### Work instructions
Count the lines that hold the string "其投影的圆弧半径". Reply with the number alone.

### Task inputs
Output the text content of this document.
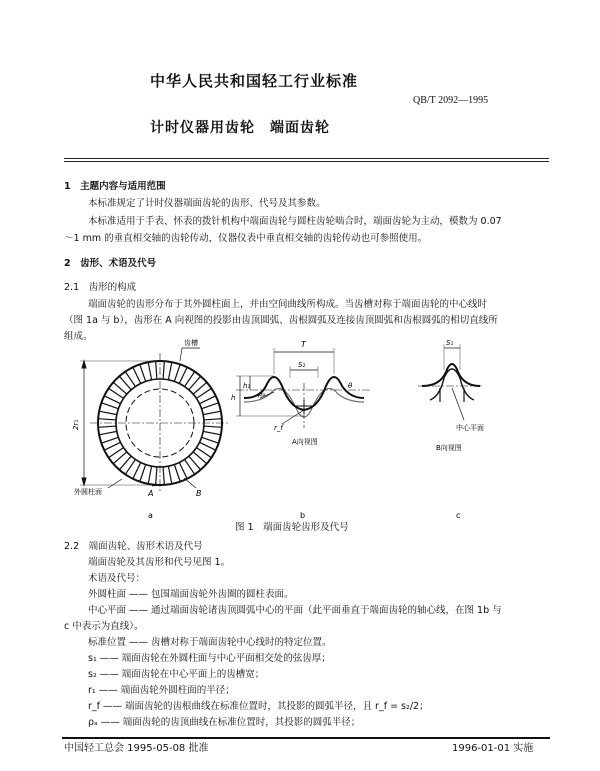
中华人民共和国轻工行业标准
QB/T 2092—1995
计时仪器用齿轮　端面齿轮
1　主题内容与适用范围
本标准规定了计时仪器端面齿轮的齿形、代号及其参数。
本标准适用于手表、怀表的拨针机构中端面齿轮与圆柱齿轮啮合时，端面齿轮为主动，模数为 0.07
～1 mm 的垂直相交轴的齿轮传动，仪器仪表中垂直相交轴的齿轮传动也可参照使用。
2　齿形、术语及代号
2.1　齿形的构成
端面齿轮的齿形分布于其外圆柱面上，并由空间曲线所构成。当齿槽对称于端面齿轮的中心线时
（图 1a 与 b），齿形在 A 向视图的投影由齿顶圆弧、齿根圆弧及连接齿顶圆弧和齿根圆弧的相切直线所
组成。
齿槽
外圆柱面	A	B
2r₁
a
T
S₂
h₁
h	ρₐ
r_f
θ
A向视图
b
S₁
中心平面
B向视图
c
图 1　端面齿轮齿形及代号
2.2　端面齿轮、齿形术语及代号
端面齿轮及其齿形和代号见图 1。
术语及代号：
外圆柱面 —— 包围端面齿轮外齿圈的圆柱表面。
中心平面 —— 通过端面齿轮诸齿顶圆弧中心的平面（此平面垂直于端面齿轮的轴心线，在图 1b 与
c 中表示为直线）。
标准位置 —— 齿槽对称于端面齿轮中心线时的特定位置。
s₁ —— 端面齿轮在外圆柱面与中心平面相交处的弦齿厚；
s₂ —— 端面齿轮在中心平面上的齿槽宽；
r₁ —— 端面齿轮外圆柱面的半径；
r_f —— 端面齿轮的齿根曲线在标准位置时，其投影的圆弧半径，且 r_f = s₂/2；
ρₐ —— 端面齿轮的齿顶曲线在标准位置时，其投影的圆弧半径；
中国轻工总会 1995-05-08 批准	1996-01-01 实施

...

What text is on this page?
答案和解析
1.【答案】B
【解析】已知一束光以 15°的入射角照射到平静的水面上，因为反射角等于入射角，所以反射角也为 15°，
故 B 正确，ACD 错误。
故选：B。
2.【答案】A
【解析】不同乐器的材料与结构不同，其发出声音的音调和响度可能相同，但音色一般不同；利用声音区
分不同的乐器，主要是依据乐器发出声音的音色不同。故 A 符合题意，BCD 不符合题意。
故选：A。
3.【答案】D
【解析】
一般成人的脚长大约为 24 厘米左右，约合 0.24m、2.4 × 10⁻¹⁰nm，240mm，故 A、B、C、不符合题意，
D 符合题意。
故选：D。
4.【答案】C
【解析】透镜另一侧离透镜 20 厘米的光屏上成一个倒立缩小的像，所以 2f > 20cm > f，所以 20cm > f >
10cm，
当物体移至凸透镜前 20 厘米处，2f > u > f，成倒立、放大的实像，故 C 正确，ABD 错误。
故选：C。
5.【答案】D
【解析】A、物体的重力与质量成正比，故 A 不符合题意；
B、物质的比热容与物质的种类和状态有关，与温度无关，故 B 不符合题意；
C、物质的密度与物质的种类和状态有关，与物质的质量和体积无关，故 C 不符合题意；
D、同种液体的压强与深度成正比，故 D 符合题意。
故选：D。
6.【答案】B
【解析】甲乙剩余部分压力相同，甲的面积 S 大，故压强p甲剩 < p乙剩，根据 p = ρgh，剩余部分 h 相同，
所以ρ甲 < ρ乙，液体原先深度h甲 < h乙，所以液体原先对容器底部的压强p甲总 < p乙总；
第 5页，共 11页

==

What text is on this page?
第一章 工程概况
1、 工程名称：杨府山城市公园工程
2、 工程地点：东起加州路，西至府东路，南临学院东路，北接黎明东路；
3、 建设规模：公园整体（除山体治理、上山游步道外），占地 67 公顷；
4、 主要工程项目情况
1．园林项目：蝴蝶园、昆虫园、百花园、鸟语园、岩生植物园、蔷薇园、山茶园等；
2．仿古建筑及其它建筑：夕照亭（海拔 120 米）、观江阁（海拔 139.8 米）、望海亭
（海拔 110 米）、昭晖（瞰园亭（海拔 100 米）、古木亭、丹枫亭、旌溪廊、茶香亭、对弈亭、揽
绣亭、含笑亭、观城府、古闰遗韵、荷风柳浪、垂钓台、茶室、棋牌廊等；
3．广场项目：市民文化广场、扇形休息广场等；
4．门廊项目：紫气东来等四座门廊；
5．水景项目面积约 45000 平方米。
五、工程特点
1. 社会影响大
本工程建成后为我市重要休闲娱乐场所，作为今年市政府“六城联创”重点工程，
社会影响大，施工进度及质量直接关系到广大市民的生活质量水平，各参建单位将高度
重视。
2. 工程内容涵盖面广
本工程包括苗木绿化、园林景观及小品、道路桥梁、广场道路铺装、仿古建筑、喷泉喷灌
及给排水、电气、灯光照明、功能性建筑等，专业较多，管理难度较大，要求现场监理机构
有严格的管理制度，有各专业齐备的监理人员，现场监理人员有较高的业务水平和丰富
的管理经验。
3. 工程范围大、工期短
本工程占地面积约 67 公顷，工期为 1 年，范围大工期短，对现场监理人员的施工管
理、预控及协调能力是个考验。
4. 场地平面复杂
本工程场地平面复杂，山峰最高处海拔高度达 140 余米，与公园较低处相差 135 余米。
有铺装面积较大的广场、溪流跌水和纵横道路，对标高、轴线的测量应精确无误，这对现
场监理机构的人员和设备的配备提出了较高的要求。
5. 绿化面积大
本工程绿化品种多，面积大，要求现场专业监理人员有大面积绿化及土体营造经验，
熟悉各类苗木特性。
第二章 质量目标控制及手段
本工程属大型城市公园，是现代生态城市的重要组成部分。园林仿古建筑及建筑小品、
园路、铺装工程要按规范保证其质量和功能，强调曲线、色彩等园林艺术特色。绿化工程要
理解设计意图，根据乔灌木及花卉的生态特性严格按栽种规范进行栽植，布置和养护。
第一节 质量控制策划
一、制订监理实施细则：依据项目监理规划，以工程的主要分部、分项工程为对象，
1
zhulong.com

### Output
2